→ **What the task requires**
Check each line of the listing below for the string "percentuali", and copy the ones that have it.

→ **Supplied data**

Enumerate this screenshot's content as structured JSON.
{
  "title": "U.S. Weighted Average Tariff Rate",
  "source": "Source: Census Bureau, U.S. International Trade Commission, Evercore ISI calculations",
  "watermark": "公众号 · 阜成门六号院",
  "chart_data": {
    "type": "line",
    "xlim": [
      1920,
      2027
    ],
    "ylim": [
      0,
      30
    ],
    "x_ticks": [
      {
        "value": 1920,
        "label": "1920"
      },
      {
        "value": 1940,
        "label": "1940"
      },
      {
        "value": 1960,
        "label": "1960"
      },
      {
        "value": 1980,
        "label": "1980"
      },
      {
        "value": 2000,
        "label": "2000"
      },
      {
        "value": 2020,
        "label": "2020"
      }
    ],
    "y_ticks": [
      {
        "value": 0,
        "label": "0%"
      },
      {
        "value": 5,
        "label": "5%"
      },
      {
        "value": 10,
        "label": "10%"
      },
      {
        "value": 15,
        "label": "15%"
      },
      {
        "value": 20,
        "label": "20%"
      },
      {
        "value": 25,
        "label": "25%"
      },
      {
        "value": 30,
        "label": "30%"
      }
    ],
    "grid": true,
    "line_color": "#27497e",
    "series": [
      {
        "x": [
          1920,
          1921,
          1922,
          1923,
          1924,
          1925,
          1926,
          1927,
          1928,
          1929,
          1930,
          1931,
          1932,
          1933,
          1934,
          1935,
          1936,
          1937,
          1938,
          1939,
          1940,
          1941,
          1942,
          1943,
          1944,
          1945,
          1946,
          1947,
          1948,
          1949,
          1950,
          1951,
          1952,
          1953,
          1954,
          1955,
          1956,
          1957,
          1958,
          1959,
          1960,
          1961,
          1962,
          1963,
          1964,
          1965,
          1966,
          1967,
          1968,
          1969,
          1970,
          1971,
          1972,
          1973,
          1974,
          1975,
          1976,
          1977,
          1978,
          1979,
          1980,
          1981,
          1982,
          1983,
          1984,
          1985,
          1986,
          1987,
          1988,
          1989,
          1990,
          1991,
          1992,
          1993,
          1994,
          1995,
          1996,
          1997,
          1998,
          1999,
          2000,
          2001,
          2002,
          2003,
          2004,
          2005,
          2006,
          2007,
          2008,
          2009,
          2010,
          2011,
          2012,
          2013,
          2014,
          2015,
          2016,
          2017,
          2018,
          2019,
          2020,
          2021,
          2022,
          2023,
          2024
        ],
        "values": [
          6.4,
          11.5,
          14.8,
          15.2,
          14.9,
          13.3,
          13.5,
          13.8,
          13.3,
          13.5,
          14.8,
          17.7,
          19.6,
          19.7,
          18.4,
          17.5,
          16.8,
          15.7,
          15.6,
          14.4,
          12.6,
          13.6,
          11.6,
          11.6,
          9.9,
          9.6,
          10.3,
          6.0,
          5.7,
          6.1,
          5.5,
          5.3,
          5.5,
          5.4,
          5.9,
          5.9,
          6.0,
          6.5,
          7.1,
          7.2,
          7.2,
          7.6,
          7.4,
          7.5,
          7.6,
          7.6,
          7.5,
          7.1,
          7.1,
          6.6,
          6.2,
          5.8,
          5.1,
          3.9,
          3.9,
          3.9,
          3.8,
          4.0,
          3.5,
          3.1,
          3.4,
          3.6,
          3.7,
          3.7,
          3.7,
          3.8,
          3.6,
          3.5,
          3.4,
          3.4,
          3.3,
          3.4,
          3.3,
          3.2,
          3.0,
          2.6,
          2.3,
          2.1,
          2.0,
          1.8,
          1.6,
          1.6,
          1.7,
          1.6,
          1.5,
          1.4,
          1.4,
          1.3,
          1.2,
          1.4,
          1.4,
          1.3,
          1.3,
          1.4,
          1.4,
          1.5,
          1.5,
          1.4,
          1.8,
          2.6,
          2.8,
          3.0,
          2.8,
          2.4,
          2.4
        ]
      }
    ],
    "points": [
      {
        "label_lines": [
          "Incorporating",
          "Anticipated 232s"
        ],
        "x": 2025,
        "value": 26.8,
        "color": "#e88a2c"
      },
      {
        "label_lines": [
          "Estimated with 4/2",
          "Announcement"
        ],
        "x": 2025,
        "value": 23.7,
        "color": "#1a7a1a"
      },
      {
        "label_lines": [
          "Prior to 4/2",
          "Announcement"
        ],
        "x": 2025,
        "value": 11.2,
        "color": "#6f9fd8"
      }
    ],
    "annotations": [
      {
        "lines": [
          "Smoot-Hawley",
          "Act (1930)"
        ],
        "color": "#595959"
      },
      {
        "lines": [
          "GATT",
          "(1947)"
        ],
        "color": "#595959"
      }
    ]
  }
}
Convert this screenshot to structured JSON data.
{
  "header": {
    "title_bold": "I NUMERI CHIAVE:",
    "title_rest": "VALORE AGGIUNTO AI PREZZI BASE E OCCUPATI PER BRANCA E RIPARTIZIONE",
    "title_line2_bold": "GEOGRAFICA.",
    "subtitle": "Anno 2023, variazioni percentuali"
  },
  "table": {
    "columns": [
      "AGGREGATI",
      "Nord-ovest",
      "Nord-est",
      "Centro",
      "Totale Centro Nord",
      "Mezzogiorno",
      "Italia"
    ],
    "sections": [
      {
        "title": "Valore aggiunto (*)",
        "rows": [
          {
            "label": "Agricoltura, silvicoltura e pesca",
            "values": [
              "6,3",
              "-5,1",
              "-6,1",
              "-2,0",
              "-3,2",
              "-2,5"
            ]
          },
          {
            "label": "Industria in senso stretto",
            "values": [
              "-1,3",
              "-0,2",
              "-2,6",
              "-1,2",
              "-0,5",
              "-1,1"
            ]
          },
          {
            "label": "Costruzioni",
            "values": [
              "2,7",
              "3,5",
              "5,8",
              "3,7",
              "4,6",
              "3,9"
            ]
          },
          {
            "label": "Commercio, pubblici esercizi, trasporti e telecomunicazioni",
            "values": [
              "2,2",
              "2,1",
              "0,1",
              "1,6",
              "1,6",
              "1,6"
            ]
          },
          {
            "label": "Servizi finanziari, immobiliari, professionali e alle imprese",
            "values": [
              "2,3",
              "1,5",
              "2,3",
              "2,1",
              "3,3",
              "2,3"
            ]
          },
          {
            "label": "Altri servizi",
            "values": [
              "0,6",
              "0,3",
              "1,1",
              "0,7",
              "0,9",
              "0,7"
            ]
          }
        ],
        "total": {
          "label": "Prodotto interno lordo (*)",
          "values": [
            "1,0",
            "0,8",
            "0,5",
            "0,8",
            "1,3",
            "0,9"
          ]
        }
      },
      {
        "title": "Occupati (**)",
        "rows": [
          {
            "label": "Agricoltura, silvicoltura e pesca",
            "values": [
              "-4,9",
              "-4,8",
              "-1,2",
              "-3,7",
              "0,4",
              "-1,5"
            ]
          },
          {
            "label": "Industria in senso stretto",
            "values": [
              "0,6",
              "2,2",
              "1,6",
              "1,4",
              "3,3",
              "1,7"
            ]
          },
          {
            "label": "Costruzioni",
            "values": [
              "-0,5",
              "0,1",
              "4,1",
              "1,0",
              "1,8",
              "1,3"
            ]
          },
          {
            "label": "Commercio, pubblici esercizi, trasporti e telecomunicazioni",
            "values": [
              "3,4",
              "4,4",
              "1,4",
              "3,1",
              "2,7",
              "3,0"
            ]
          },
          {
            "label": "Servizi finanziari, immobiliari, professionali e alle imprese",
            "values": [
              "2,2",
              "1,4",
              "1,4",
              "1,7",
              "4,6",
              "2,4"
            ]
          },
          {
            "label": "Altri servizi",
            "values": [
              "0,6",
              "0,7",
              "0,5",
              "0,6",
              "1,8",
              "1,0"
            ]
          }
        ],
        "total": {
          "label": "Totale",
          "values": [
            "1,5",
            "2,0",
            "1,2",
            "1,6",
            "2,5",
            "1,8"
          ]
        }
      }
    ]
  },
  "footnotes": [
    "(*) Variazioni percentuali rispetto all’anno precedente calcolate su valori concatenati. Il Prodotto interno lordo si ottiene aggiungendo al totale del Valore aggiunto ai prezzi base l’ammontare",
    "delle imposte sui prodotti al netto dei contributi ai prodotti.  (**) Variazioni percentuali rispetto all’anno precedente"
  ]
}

→ **Output of the task**
    "subtitle": "Anno 2023, variazioni percentuali"
    "(*) Variazioni percentuali rispetto all’anno precedente calcolate su valori concatenati. Il Prodotto interno lordo si ottiene aggiungendo al totale del Valore aggiunto ai prezzi base l’ammontare",
    "delle imposte sui prodotti al netto dei contributi ai prodotti.  (**) Variazioni percentuali rispetto all’anno precedente"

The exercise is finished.